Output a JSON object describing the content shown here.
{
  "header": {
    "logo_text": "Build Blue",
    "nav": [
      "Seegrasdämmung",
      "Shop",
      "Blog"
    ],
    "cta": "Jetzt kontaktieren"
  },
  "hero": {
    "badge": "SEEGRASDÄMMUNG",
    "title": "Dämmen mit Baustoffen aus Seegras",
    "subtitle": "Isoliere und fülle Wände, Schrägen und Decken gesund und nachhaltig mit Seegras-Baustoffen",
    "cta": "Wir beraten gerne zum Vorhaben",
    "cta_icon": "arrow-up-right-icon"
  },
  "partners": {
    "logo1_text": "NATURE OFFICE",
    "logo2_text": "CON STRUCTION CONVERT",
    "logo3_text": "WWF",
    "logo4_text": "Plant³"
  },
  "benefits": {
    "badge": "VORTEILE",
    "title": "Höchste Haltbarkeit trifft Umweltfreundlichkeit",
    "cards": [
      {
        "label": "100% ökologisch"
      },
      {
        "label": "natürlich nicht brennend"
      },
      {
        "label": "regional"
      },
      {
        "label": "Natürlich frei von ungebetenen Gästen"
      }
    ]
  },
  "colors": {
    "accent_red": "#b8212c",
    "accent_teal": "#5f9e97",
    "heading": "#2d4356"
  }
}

....................

Print out every entry, keeping each one exact.

Output a JSON object describing the content shown here.
{
  "header": {
    "logo_text": "Build Blue",
    "nav": [
      "Seegrasdämmung",
      "Shop",
      "Blog"
    ],
    "cta": "Jetzt kontaktieren"
  },
  "hero": {
    "badge": "SEEGRASDÄMMUNG",
    "title": "Dämmen mit Baustoffen aus Seegras",
    "subtitle": "Isoliere und fülle Wände, Schrägen und Decken gesund und nachhaltig mit Seegras-Baustoffen",
    "cta": "Wir beraten gerne zum Vorhaben",
    "cta_icon": "arrow-up-right-icon"
  },
  "partners": {
    "logo1_text": "NATURE OFFICE",
    "logo2_text": "CON STRUCTION CONVERT",
    "logo3_text": "WWF",
    "logo4_text": "Plant³"
  },
  "benefits": {
    "badge": "VORTEILE",
    "title": "Höchste Haltbarkeit trifft Umweltfreundlichkeit",
    "cards": [
      {
        "label": "100% ökologisch"
      },
      {
        "label": "natürlich nicht brennend"
      },
      {
        "label": "regional"
      },
      {
        "label": "Natürlich frei von ungebetenen Gästen"
      }
    ]
  },
  "colors": {
    "accent_red": "#b8212c",
    "accent_teal": "#5f9e97",
    "heading": "#2d4356"
  }
}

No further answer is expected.